• STATED TASK:
Check every line below for the word "Sleeve" and copy the ones that have it.

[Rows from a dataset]
— Start —
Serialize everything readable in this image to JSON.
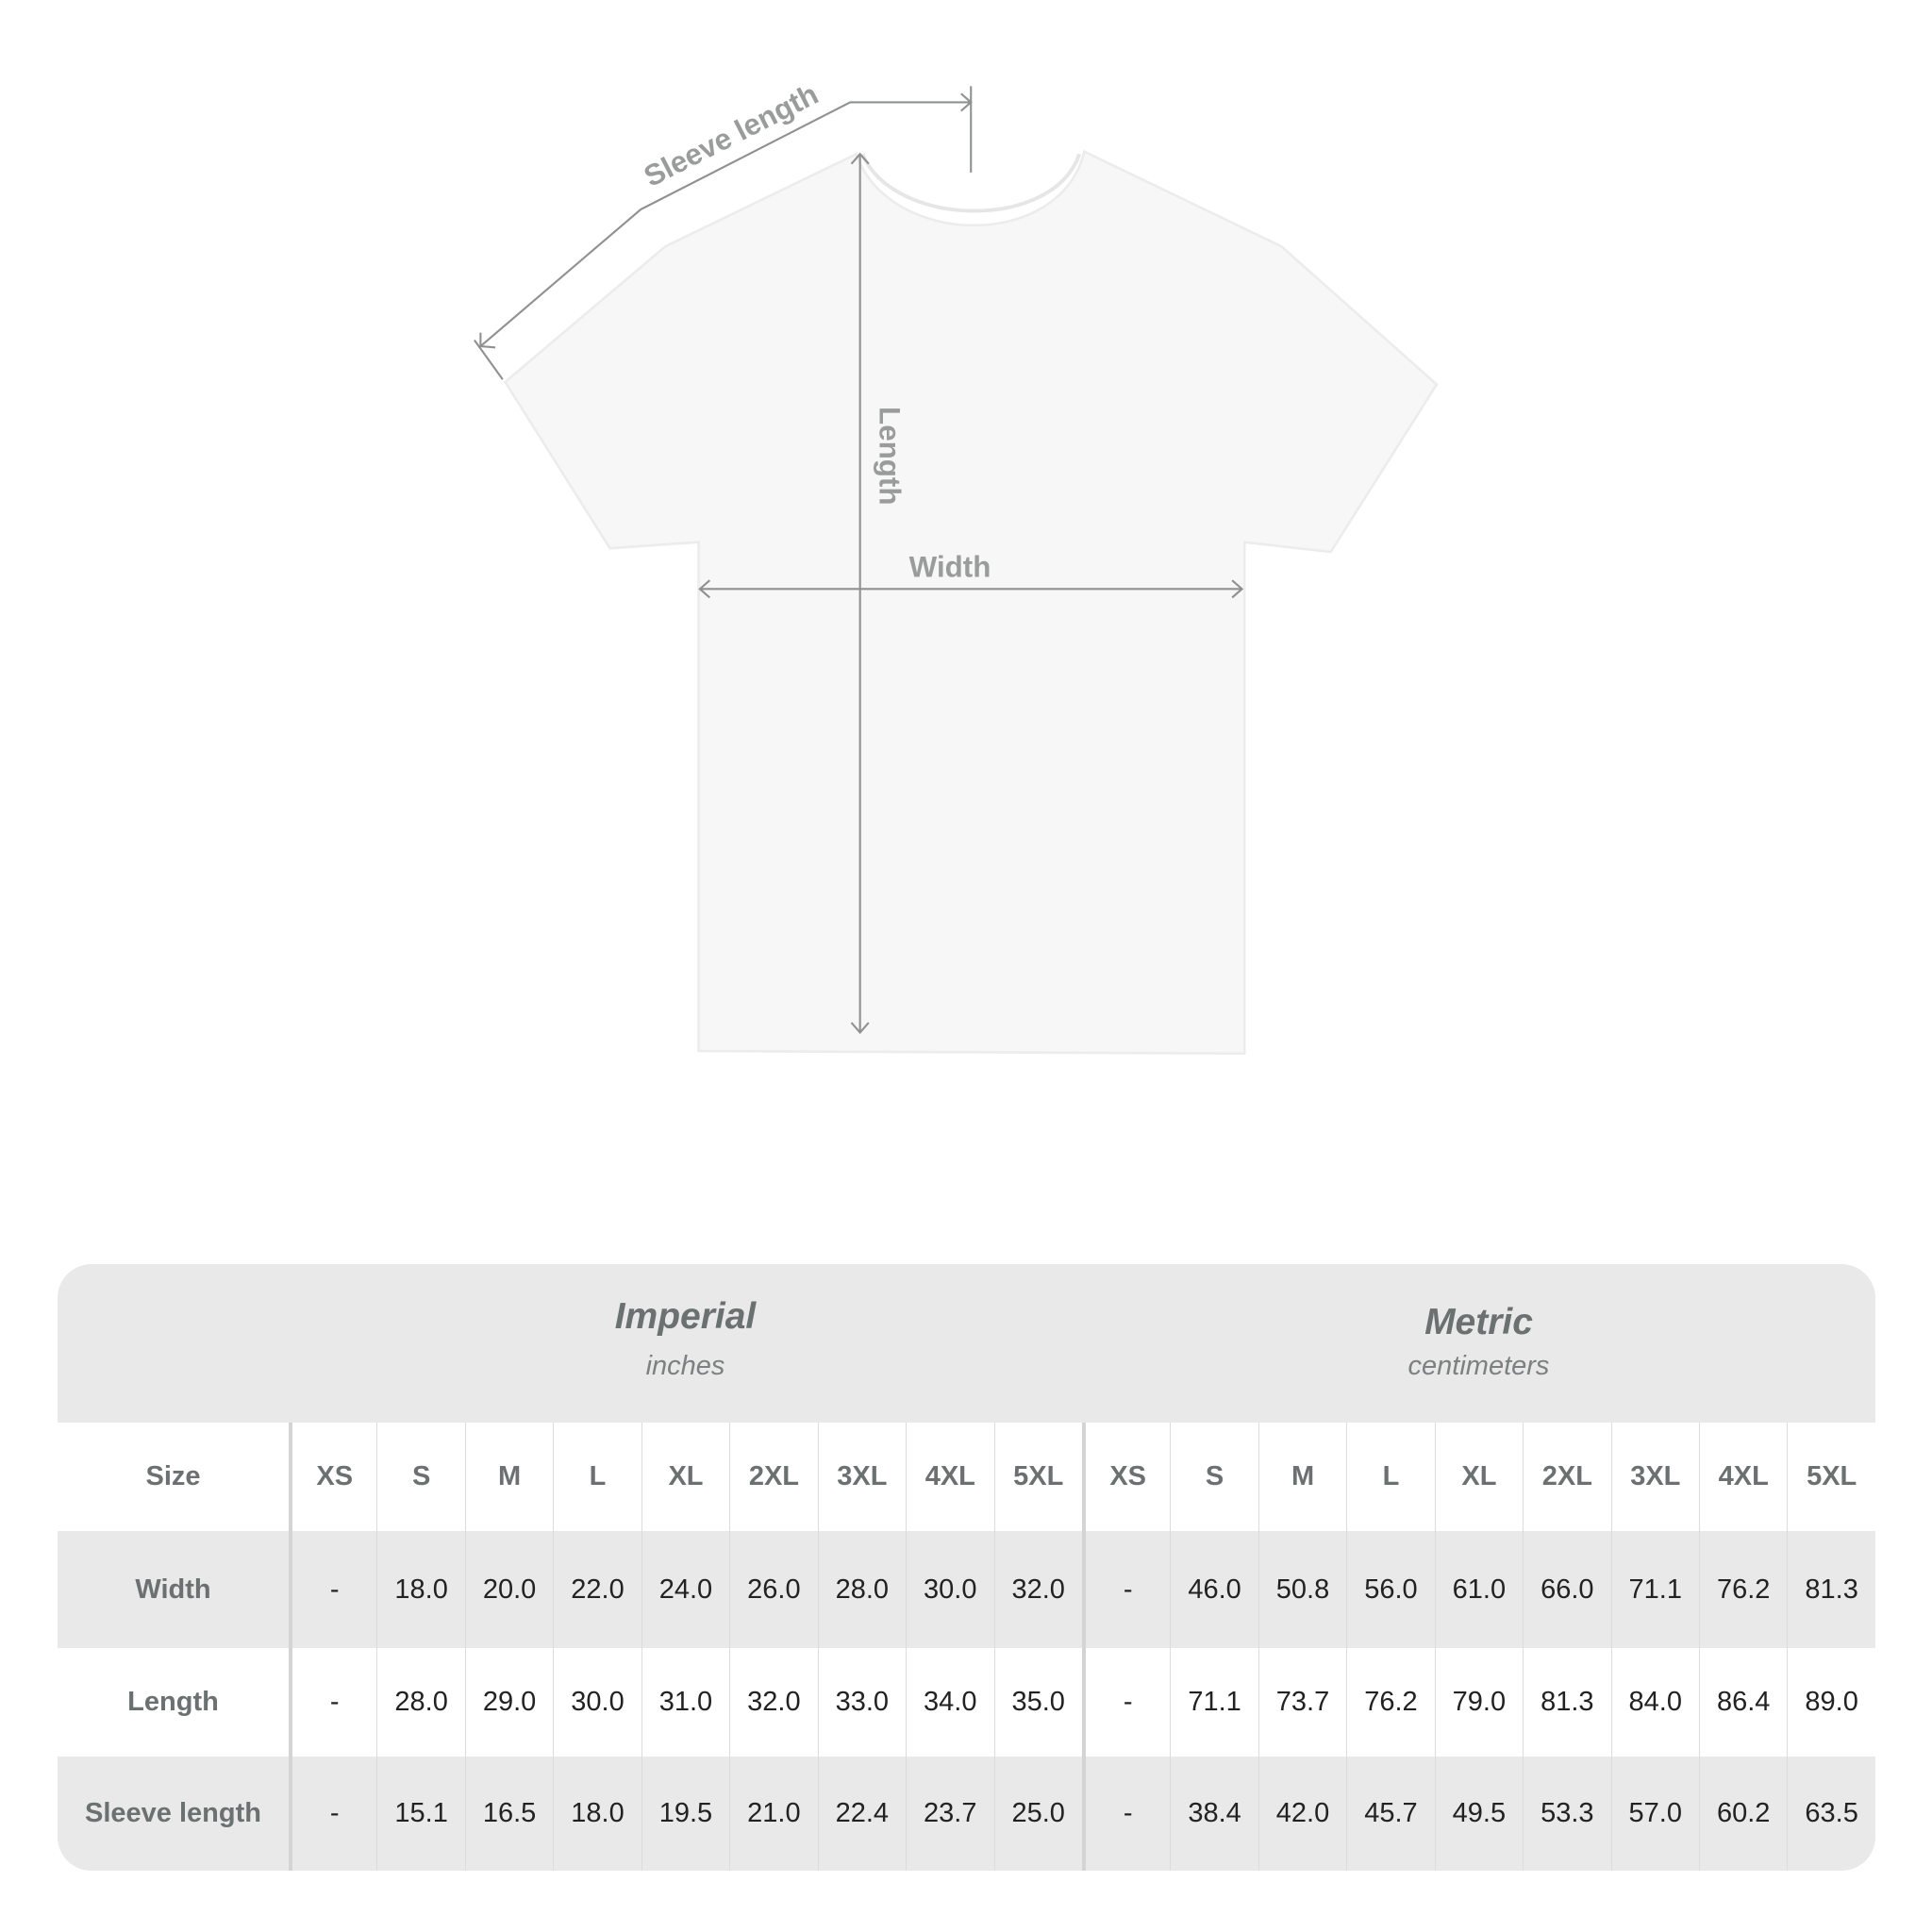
{
  "diagram": {
    "labels": {
      "sleeve_length": "Sleeve length",
      "length": "Length",
      "width": "Width"
    },
    "shirt_color": "#f7f7f7",
    "line_color": "#8f9191"
  },
  "table": {
    "imperial": {
      "title": "Imperial",
      "unit": "inches"
    },
    "metric": {
      "title": "Metric",
      "unit": "centimeters"
    },
    "size_label": "Size",
    "sizes": [
      "XS",
      "S",
      "M",
      "L",
      "XL",
      "2XL",
      "3XL",
      "4XL",
      "5XL"
    ],
    "rows": [
      {
        "label": "Width",
        "imperial": [
          "-",
          "18.0",
          "20.0",
          "22.0",
          "24.0",
          "26.0",
          "28.0",
          "30.0",
          "32.0"
        ],
        "metric": [
          "-",
          "46.0",
          "50.8",
          "56.0",
          "61.0",
          "66.0",
          "71.1",
          "76.2",
          "81.3"
        ]
      },
      {
        "label": "Length",
        "imperial": [
          "-",
          "28.0",
          "29.0",
          "30.0",
          "31.0",
          "32.0",
          "33.0",
          "34.0",
          "35.0"
        ],
        "metric": [
          "-",
          "71.1",
          "73.7",
          "76.2",
          "79.0",
          "81.3",
          "84.0",
          "86.4",
          "89.0"
        ]
      },
      {
        "label": "Sleeve length",
        "imperial": [
          "-",
          "15.1",
          "16.5",
          "18.0",
          "19.5",
          "21.0",
          "22.4",
          "23.7",
          "25.0"
        ],
        "metric": [
          "-",
          "38.4",
          "42.0",
          "45.7",
          "49.5",
          "53.3",
          "57.0",
          "60.2",
          "63.5"
        ]
      }
    ]
  }
}
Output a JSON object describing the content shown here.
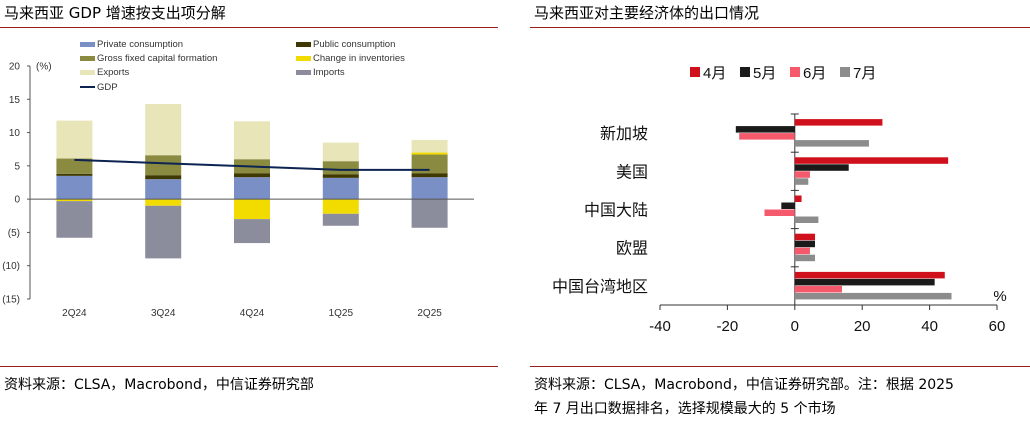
{
  "left": {
    "title": "马来西亚 GDP 增速按支出项分解",
    "source": "资料来源：CLSA，Macrobond，中信证券研究部",
    "chart_data": {
      "type": "bar",
      "stacked": true,
      "unit_label": "(%)",
      "categories": [
        "2Q24",
        "3Q24",
        "4Q24",
        "1Q25",
        "2Q25"
      ],
      "yticks": [
        "20",
        "15",
        "10",
        "5",
        "0",
        "(5)",
        "(10)",
        "(15)"
      ],
      "ylim": [
        -15,
        20
      ],
      "series": [
        {
          "name": "Private consumption",
          "color": "#7b8fc7",
          "values": [
            3.5,
            3.0,
            3.3,
            3.2,
            3.3
          ]
        },
        {
          "name": "Public consumption",
          "color": "#3f3800",
          "values": [
            0.3,
            0.6,
            0.6,
            0.5,
            0.6
          ]
        },
        {
          "name": "Gross fixed capital formation",
          "color": "#8a8a40",
          "values": [
            2.3,
            3.0,
            2.1,
            2.0,
            2.8
          ]
        },
        {
          "name": "Change in inventories",
          "color": "#f2dc00",
          "values": [
            -0.3,
            -1.0,
            -3.0,
            -2.2,
            0.3
          ]
        },
        {
          "name": "Exports",
          "color": "#e8e6b9",
          "values": [
            5.7,
            7.7,
            5.7,
            2.8,
            1.9
          ]
        },
        {
          "name": "Imports",
          "color": "#8b8d9c",
          "values": [
            -5.5,
            -7.9,
            -3.6,
            -1.8,
            -4.3
          ]
        }
      ],
      "line": {
        "name": "GDP",
        "color": "#0d2352",
        "values": [
          5.9,
          5.4,
          4.9,
          4.4,
          4.4
        ]
      }
    }
  },
  "right": {
    "title": "马来西亚对主要经济体的出口情况",
    "source_line1": "资料来源：CLSA，Macrobond，中信证券研究部。注：根据 2025",
    "source_line2": "年 7 月出口数据排名，选择规模最大的 5 个市场",
    "chart_data": {
      "type": "bar",
      "orientation": "horizontal",
      "unit_label": "%",
      "categories": [
        "新加坡",
        "美国",
        "中国大陆",
        "欧盟",
        "中国台湾地区"
      ],
      "xticks": [
        "-40",
        "-20",
        "0",
        "20",
        "40",
        "60"
      ],
      "xlim": [
        -40,
        60
      ],
      "series": [
        {
          "name": "4月",
          "color": "#d0101c",
          "values": [
            26,
            45.5,
            2,
            6,
            44.5
          ]
        },
        {
          "name": "5月",
          "color": "#1a1a1a",
          "values": [
            -17.5,
            16,
            -4,
            6,
            41.5
          ]
        },
        {
          "name": "6月",
          "color": "#f4596c",
          "values": [
            -16.5,
            4.5,
            -9,
            4.5,
            14
          ]
        },
        {
          "name": "7月",
          "color": "#8c8c8c",
          "values": [
            22,
            4,
            7,
            6,
            46.5
          ]
        }
      ]
    }
  }
}
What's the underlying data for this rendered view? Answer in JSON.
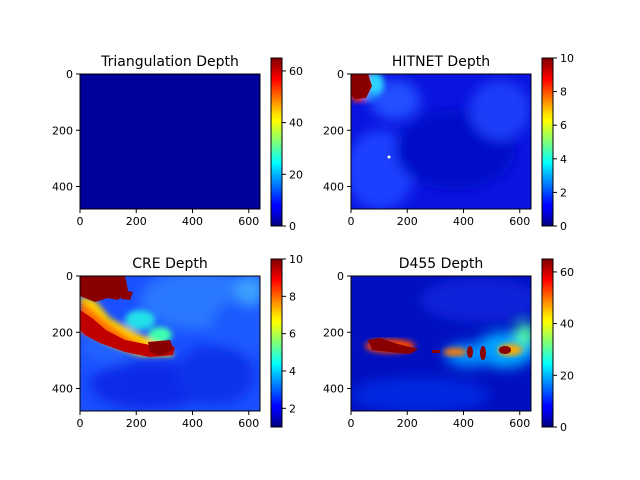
{
  "chart_data": [
    {
      "type": "heatmap",
      "title": "Triangulation Depth",
      "xlabel": "",
      "ylabel": "",
      "xlim": [
        0,
        640
      ],
      "ylim": [
        480,
        0
      ],
      "xticks": [
        0,
        200,
        400,
        600
      ],
      "yticks": [
        0,
        200,
        400
      ],
      "colormap": "jet",
      "colorbar": {
        "range": [
          0,
          65
        ],
        "ticks": [
          0,
          20,
          40,
          60
        ]
      },
      "regions": [
        {
          "description_value": "uniform near-zero depth",
          "value": 0.5
        }
      ]
    },
    {
      "type": "heatmap",
      "title": "HITNET Depth",
      "xlabel": "",
      "ylabel": "",
      "xlim": [
        0,
        640
      ],
      "ylim": [
        480,
        0
      ],
      "xticks": [
        0,
        200,
        400,
        600
      ],
      "yticks": [
        0,
        200,
        400
      ],
      "colormap": "jet",
      "colorbar": {
        "range": [
          0,
          10
        ],
        "ticks": [
          0,
          2,
          4,
          6,
          8,
          10
        ]
      },
      "regions": []
    },
    {
      "type": "heatmap",
      "title": "CRE Depth",
      "xlabel": "",
      "ylabel": "",
      "xlim": [
        0,
        640
      ],
      "ylim": [
        480,
        0
      ],
      "xticks": [
        0,
        200,
        400,
        600
      ],
      "yticks": [
        0,
        200,
        400
      ],
      "colormap": "jet",
      "colorbar": {
        "range": [
          1,
          10
        ],
        "ticks": [
          2,
          4,
          6,
          8,
          10
        ]
      },
      "regions": []
    },
    {
      "type": "heatmap",
      "title": "D455 Depth",
      "xlabel": "",
      "ylabel": "",
      "xlim": [
        0,
        640
      ],
      "ylim": [
        480,
        0
      ],
      "xticks": [
        0,
        200,
        400,
        600
      ],
      "yticks": [
        0,
        200,
        400
      ],
      "colormap": "jet",
      "colorbar": {
        "range": [
          0,
          65
        ],
        "ticks": [
          0,
          20,
          40,
          60
        ]
      },
      "regions": []
    }
  ]
}
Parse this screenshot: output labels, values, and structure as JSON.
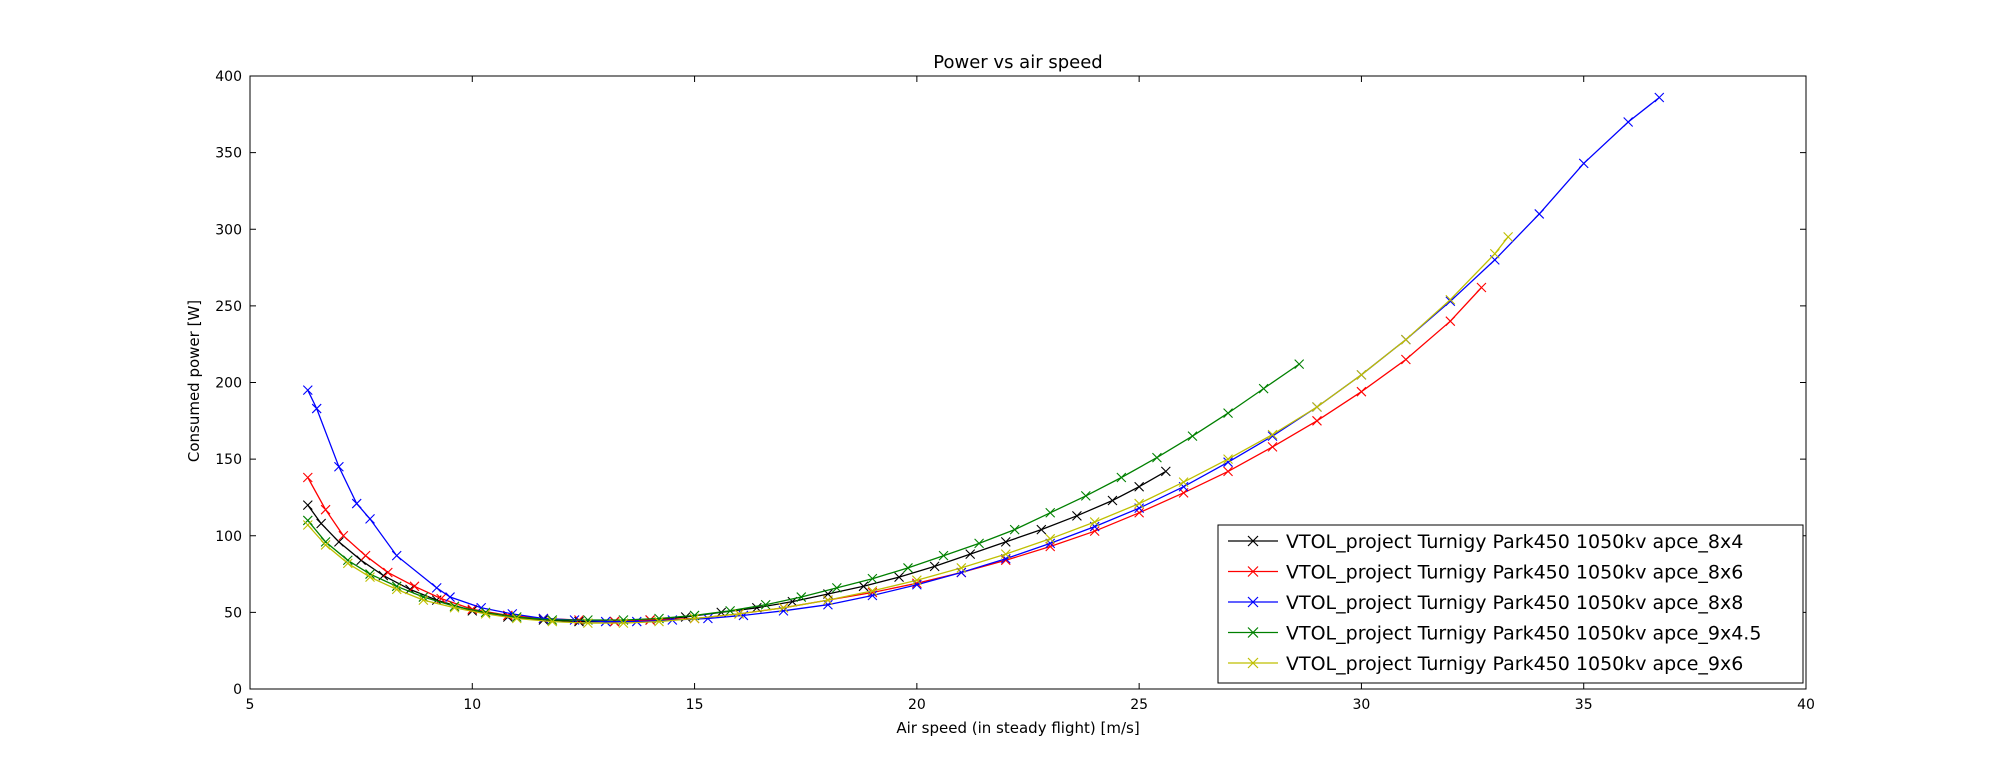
— End —
• TASK RESULT:
      "sleeve_length": "Sleeve length",
        "label": "Sleeve length",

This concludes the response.